[Extracted data entries]
>>

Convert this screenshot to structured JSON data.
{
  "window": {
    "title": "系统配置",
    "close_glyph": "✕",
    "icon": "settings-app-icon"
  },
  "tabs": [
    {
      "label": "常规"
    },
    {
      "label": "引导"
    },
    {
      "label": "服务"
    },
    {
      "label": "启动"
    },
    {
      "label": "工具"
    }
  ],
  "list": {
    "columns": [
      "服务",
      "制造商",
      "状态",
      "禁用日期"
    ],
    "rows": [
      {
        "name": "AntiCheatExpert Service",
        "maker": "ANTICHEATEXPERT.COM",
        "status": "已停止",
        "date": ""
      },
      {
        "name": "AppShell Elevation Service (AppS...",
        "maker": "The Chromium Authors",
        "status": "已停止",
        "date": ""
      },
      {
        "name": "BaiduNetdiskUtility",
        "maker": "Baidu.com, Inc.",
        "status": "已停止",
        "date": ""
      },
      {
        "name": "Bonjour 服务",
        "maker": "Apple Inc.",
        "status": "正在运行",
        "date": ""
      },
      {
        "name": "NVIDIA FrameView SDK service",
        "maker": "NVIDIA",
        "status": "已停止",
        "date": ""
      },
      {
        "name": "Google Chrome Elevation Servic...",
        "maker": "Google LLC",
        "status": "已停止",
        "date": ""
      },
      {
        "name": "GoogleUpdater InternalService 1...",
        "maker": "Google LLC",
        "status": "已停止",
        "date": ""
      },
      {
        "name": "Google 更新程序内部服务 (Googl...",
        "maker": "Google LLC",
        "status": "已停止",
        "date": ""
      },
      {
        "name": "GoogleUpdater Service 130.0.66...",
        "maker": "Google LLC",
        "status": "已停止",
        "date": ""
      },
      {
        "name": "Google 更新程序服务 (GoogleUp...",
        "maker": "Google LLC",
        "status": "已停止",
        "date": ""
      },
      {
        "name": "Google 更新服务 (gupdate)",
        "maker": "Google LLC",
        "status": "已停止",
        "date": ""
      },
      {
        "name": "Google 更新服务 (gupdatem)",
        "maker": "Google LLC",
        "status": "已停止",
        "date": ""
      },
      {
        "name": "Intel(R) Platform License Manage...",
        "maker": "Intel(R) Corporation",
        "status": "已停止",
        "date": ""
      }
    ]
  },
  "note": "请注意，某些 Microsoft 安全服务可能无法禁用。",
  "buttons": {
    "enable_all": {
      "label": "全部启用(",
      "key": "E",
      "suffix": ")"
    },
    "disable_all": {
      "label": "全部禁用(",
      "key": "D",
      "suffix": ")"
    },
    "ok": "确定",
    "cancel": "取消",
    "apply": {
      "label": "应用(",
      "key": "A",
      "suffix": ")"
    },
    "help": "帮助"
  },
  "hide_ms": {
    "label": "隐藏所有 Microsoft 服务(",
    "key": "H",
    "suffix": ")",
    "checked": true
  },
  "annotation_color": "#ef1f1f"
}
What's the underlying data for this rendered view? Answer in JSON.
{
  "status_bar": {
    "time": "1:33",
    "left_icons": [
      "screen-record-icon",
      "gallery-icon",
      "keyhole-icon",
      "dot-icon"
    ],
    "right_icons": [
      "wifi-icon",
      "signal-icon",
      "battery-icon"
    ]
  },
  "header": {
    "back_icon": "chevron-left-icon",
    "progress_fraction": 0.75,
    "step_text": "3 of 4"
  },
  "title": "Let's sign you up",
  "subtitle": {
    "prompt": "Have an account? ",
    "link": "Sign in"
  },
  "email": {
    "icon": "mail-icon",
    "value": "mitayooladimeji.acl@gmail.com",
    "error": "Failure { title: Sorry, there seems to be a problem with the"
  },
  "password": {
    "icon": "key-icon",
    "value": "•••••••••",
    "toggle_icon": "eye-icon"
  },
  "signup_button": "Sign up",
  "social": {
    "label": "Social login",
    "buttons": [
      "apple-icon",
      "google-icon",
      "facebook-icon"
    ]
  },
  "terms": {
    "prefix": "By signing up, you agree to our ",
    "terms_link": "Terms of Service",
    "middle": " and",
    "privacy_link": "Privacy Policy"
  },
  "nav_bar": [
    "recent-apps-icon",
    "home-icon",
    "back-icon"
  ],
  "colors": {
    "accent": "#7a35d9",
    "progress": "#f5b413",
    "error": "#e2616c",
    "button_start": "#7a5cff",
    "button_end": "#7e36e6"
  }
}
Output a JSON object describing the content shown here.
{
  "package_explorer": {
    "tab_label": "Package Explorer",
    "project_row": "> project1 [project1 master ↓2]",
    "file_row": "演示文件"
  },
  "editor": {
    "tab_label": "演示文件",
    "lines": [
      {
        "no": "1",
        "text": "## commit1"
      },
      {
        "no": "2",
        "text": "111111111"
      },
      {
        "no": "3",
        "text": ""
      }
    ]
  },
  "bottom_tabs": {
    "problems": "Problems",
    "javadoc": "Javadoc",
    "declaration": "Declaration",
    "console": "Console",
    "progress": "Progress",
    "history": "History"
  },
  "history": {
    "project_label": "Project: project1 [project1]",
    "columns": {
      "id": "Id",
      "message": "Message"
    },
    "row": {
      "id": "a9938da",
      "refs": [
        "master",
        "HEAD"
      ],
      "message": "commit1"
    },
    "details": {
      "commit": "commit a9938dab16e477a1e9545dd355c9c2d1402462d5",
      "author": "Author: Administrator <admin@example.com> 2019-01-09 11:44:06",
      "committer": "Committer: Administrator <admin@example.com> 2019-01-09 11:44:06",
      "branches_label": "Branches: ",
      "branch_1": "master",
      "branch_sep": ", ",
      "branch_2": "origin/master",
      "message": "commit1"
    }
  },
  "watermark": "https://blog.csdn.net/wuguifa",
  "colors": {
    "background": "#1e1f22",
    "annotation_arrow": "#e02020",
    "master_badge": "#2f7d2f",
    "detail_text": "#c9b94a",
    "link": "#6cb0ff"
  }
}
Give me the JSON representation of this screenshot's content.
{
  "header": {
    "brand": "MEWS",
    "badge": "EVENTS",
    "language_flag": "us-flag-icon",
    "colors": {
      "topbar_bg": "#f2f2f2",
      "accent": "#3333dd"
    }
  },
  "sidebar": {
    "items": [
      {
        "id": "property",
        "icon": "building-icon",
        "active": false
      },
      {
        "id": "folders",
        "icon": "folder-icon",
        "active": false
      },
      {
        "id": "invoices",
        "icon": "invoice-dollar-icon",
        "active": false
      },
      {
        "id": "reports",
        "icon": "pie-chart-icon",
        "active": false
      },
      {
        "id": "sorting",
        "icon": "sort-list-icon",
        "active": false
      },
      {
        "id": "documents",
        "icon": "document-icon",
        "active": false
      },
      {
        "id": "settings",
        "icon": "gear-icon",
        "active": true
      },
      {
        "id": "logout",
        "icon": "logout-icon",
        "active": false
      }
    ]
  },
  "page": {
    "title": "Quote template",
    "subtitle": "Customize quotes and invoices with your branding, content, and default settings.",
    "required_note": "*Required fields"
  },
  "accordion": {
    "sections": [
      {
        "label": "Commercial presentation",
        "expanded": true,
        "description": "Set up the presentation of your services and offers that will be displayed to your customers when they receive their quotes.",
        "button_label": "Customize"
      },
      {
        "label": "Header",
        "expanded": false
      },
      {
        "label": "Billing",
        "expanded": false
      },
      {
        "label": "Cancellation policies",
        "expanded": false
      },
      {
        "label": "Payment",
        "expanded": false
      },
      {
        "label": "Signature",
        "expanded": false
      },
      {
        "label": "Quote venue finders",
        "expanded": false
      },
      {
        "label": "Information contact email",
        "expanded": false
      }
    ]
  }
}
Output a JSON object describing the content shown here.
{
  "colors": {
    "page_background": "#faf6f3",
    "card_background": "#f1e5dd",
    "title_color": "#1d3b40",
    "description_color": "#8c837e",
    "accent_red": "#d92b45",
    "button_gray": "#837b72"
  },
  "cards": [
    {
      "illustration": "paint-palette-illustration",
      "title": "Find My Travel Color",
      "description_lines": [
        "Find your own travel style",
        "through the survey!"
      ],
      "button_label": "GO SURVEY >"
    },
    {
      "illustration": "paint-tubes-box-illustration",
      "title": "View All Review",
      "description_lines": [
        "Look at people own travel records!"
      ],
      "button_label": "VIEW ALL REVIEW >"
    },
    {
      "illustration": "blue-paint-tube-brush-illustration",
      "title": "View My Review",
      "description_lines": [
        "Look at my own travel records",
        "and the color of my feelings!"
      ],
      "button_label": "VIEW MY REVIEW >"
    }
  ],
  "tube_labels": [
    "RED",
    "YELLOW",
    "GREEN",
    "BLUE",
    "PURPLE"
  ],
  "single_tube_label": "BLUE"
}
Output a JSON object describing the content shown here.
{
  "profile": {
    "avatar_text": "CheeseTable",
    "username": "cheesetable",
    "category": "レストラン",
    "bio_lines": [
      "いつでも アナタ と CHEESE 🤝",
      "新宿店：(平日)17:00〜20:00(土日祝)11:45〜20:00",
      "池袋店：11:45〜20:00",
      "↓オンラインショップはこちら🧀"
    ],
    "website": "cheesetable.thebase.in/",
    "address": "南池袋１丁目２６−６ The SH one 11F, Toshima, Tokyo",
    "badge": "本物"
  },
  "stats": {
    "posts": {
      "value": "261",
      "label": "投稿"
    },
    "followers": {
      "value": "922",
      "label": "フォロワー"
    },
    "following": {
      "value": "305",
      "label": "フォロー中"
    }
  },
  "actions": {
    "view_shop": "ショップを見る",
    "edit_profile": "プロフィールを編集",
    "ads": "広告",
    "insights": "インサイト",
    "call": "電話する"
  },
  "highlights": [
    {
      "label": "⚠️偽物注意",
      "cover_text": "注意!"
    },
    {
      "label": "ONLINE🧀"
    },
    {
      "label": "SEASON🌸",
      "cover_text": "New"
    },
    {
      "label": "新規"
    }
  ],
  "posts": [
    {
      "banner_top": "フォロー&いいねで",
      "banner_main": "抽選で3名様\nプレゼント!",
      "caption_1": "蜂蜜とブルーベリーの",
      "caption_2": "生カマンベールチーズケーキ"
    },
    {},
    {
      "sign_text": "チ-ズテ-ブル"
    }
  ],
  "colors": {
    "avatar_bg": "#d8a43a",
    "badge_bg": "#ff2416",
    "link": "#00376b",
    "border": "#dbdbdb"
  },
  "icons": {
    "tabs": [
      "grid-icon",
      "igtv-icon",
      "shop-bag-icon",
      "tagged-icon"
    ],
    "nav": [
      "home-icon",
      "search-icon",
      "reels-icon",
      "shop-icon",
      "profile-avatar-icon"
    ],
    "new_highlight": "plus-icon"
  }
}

<<

### AIM OF THE EXERCISE:
Scan the records above for the string "更新服务", then select every line that holds it.

### SOLUTION:
        "name": "Google 更新服务 (gupdate)",
        "name": "Google 更新服务 (gupdatem)",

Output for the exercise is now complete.